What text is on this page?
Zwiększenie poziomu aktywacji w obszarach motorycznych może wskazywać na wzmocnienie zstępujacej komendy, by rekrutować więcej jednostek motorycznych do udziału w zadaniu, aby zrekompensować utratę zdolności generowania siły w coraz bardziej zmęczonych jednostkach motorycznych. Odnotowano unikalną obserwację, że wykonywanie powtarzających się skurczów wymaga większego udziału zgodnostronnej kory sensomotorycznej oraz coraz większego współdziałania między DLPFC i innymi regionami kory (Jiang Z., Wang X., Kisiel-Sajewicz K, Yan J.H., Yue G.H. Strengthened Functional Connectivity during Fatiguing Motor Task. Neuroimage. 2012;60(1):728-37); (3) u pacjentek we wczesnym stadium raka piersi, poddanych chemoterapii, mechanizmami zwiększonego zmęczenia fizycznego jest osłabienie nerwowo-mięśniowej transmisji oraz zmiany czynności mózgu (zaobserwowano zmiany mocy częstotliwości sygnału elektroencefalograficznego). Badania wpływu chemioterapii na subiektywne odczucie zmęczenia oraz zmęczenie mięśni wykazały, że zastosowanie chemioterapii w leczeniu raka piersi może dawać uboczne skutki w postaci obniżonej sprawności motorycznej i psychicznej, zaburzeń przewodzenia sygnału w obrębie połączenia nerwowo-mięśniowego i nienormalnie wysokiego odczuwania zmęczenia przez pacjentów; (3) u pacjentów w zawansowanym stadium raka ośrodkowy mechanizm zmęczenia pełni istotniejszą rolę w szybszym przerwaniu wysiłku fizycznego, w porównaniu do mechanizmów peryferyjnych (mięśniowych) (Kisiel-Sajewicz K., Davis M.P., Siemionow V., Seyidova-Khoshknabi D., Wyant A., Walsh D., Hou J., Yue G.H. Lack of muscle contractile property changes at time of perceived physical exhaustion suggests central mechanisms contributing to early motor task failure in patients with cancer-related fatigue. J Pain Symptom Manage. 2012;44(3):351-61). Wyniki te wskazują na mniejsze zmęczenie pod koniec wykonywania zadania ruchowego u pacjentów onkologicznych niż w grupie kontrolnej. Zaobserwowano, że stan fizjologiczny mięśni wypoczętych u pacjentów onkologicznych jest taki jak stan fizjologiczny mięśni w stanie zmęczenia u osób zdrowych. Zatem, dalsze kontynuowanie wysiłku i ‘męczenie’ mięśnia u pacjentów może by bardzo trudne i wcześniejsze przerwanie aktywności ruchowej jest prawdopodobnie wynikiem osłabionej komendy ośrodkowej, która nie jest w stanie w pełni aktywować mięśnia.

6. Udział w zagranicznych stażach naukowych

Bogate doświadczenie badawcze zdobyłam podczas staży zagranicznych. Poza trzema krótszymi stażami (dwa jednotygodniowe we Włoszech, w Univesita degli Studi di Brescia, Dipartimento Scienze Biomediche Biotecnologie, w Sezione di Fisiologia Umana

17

####################

TASK STATEMENT: All of the entries should be output exactly as they appear above.

TASK RESPONSE:
What text is on this page?
Zwiększenie poziomu aktywacji w obszarach motorycznych może wskazywać na wzmocnienie zstępujacej komendy, by rekrutować więcej jednostek motorycznych do udziału w zadaniu, aby zrekompensować utratę zdolności generowania siły w coraz bardziej zmęczonych jednostkach motorycznych. Odnotowano unikalną obserwację, że wykonywanie powtarzających się skurczów wymaga większego udziału zgodnostronnej kory sensomotorycznej oraz coraz większego współdziałania między DLPFC i innymi regionami kory (Jiang Z., Wang X., Kisiel-Sajewicz K, Yan J.H., Yue G.H. Strengthened Functional Connectivity during Fatiguing Motor Task. Neuroimage. 2012;60(1):728-37); (3) u pacjentek we wczesnym stadium raka piersi, poddanych chemoterapii, mechanizmami zwiększonego zmęczenia fizycznego jest osłabienie nerwowo-mięśniowej transmisji oraz zmiany czynności mózgu (zaobserwowano zmiany mocy częstotliwości sygnału elektroencefalograficznego). Badania wpływu chemioterapii na subiektywne odczucie zmęczenia oraz zmęczenie mięśni wykazały, że zastosowanie chemioterapii w leczeniu raka piersi może dawać uboczne skutki w postaci obniżonej sprawności motorycznej i psychicznej, zaburzeń przewodzenia sygnału w obrębie połączenia nerwowo-mięśniowego i nienormalnie wysokiego odczuwania zmęczenia przez pacjentów; (3) u pacjentów w zawansowanym stadium raka ośrodkowy mechanizm zmęczenia pełni istotniejszą rolę w szybszym przerwaniu wysiłku fizycznego, w porównaniu do mechanizmów peryferyjnych (mięśniowych) (Kisiel-Sajewicz K., Davis M.P., Siemionow V., Seyidova-Khoshknabi D., Wyant A., Walsh D., Hou J., Yue G.H. Lack of muscle contractile property changes at time of perceived physical exhaustion suggests central mechanisms contributing to early motor task failure in patients with cancer-related fatigue. J Pain Symptom Manage. 2012;44(3):351-61). Wyniki te wskazują na mniejsze zmęczenie pod koniec wykonywania zadania ruchowego u pacjentów onkologicznych niż w grupie kontrolnej. Zaobserwowano, że stan fizjologiczny mięśni wypoczętych u pacjentów onkologicznych jest taki jak stan fizjologiczny mięśni w stanie zmęczenia u osób zdrowych. Zatem, dalsze kontynuowanie wysiłku i ‘męczenie’ mięśnia u pacjentów może by bardzo trudne i wcześniejsze przerwanie aktywności ruchowej jest prawdopodobnie wynikiem osłabionej komendy ośrodkowej, która nie jest w stanie w pełni aktywować mięśnia.

6. Udział w zagranicznych stażach naukowych

Bogate doświadczenie badawcze zdobyłam podczas staży zagranicznych. Poza trzema krótszymi stażami (dwa jednotygodniowe we Włoszech, w Univesita degli Studi di Brescia, Dipartimento Scienze Biomediche Biotecnologie, w Sezione di Fisiologia Umana

17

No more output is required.